BEGIN ENTRIES
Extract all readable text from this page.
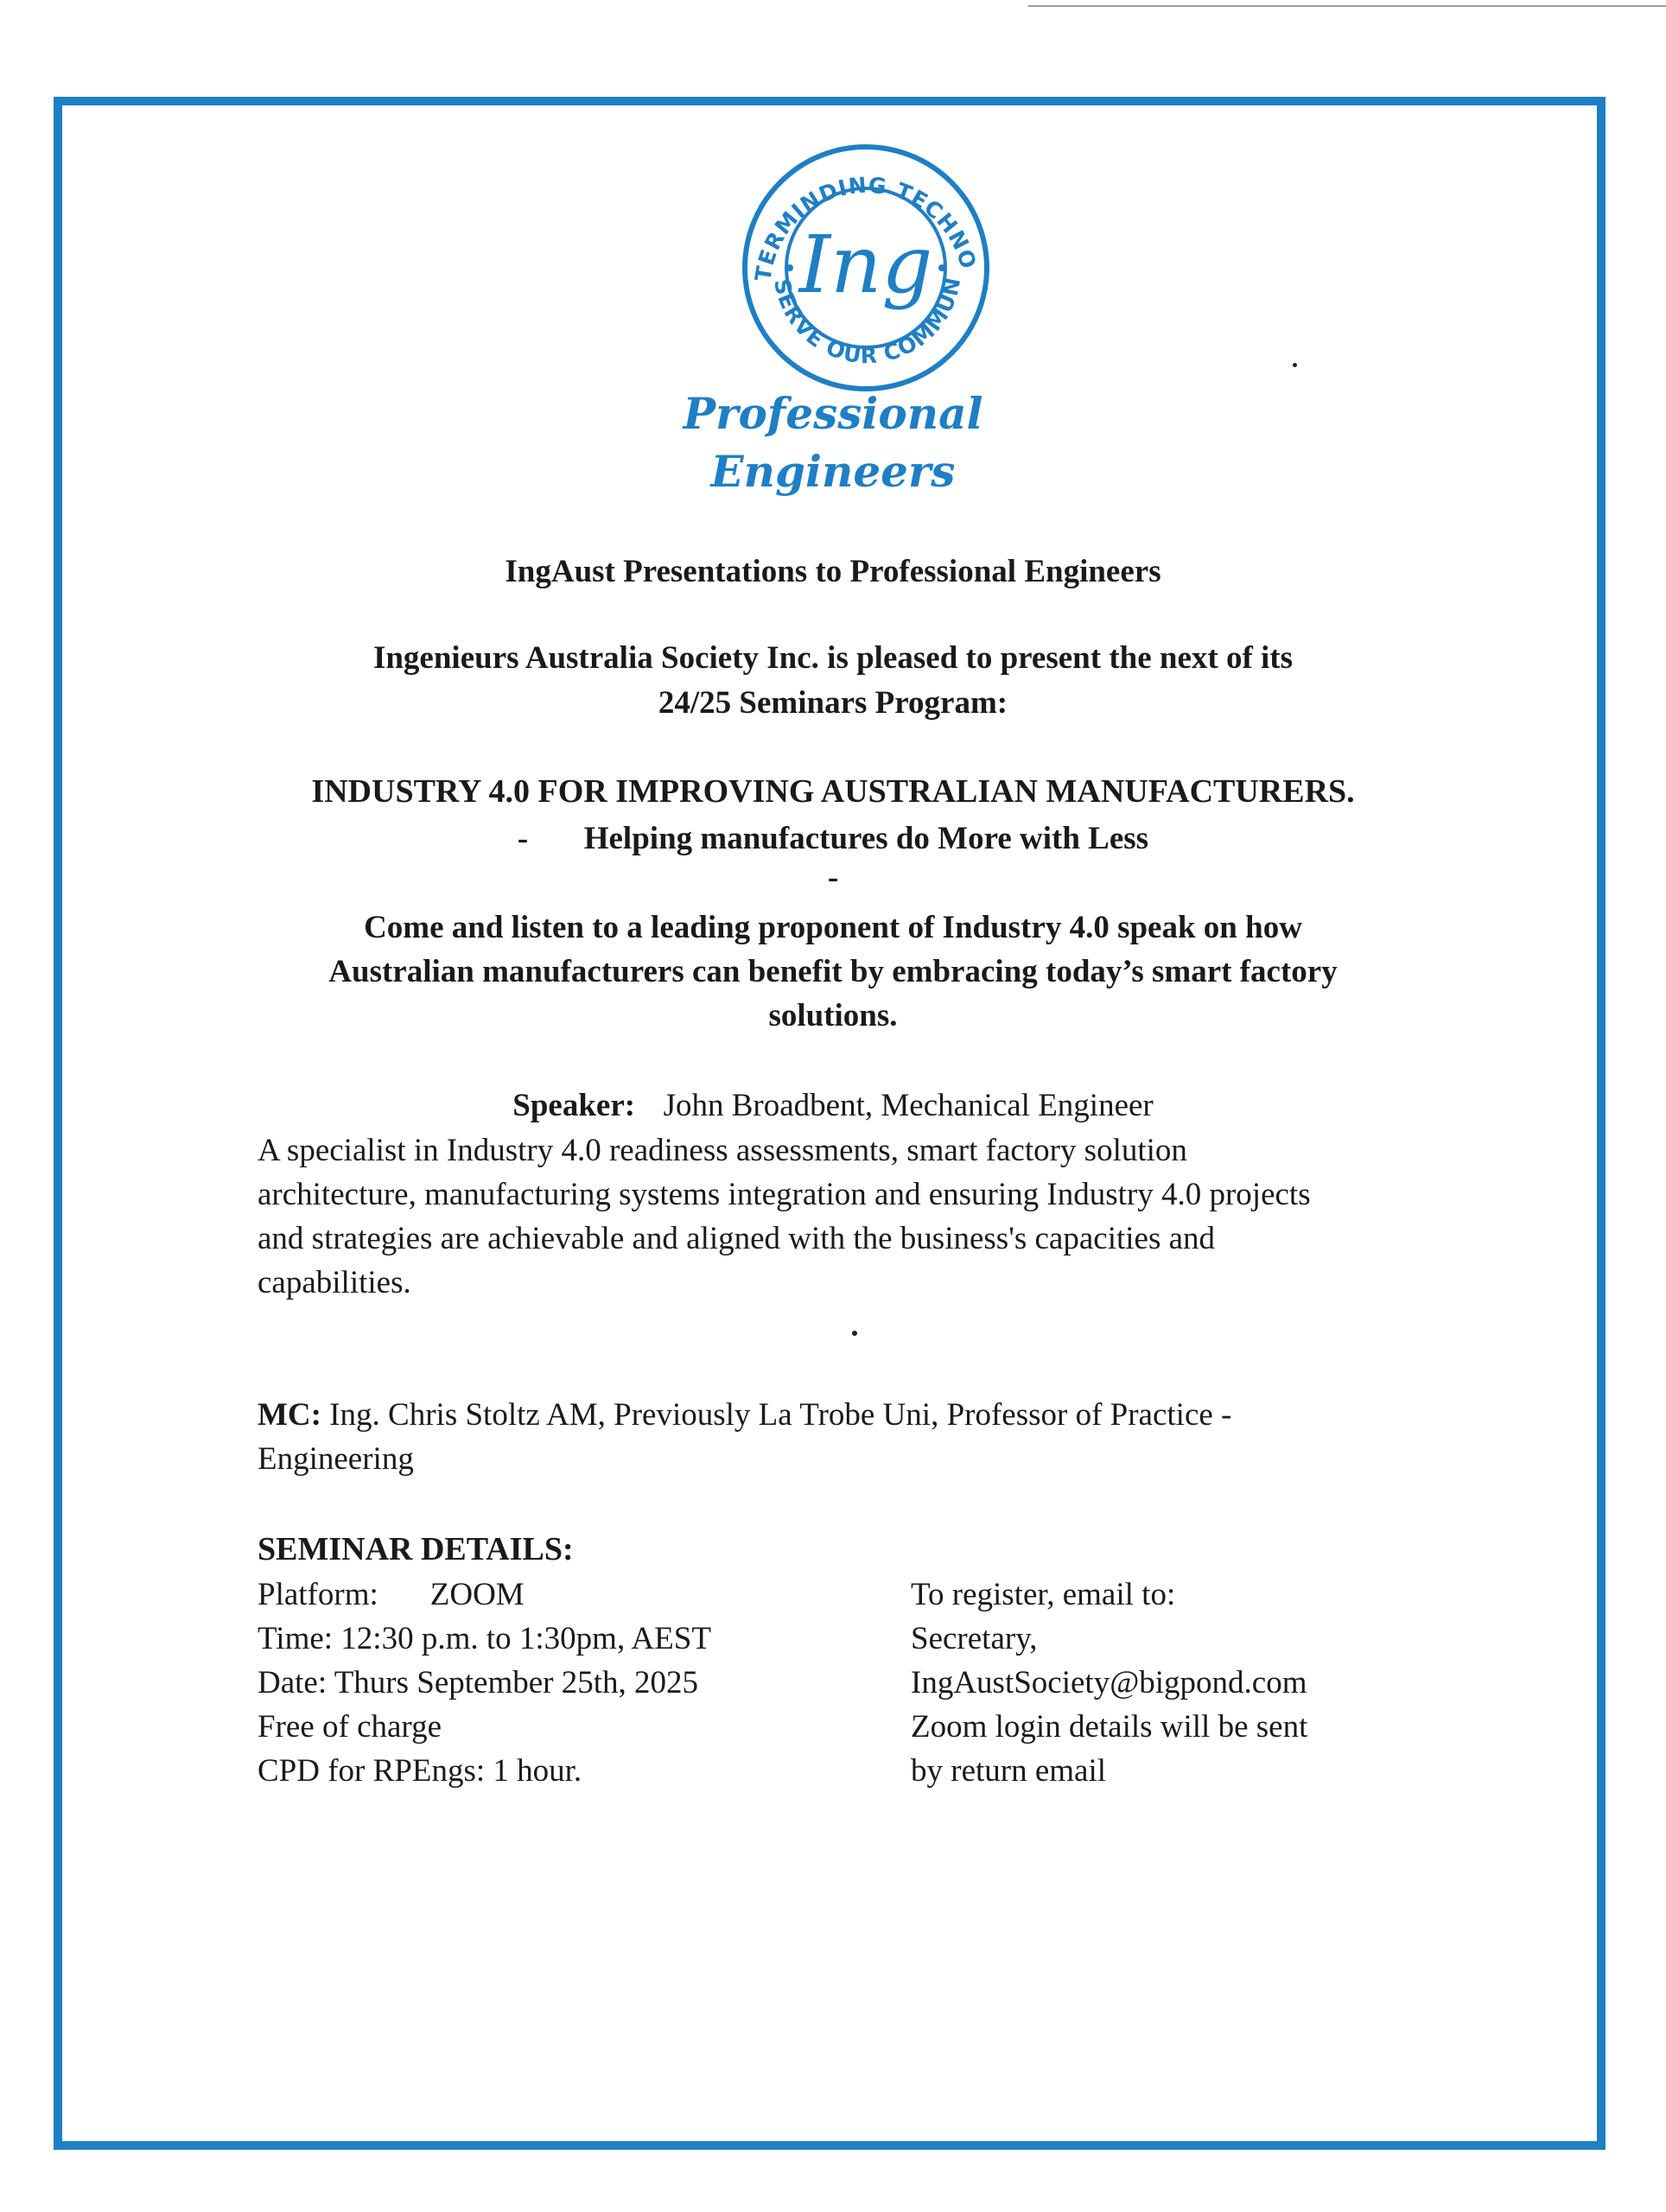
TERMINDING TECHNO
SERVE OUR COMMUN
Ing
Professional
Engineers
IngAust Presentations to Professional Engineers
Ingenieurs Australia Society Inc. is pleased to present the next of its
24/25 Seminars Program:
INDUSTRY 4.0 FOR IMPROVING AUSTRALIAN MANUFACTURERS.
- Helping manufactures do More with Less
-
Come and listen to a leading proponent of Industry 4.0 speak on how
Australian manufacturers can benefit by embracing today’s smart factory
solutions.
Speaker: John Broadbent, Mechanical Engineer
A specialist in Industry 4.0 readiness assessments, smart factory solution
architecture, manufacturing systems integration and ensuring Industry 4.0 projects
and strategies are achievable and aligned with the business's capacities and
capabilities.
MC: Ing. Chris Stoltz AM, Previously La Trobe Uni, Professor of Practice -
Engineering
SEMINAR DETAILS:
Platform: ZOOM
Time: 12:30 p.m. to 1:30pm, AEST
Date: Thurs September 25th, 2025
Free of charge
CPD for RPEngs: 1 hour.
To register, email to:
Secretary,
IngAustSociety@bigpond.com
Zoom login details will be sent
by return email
END ENTRIES
◆ **WHAT IS NEEDED**
Write out every line above exactly as it is, leaving out the pictures.

◆ **THE SOLUTION**
Extract all readable text from this page.
TERMINDING TECHNO
SERVE OUR COMMUN
Ing
Professional
Engineers
IngAust Presentations to Professional Engineers
Ingenieurs Australia Society Inc. is pleased to present the next of its
24/25 Seminars Program:
INDUSTRY 4.0 FOR IMPROVING AUSTRALIAN MANUFACTURERS.
- Helping manufactures do More with Less
-
Come and listen to a leading proponent of Industry 4.0 speak on how
Australian manufacturers can benefit by embracing today’s smart factory
solutions.
Speaker: John Broadbent, Mechanical Engineer
A specialist in Industry 4.0 readiness assessments, smart factory solution
architecture, manufacturing systems integration and ensuring Industry 4.0 projects
and strategies are achievable and aligned with the business's capacities and
capabilities.
MC: Ing. Chris Stoltz AM, Previously La Trobe Uni, Professor of Practice -
Engineering
SEMINAR DETAILS:
Platform: ZOOM
Time: 12:30 p.m. to 1:30pm, AEST
Date: Thurs September 25th, 2025
Free of charge
CPD for RPEngs: 1 hour.
To register, email to:
Secretary,
IngAustSociety@bigpond.com
Zoom login details will be sent
by return email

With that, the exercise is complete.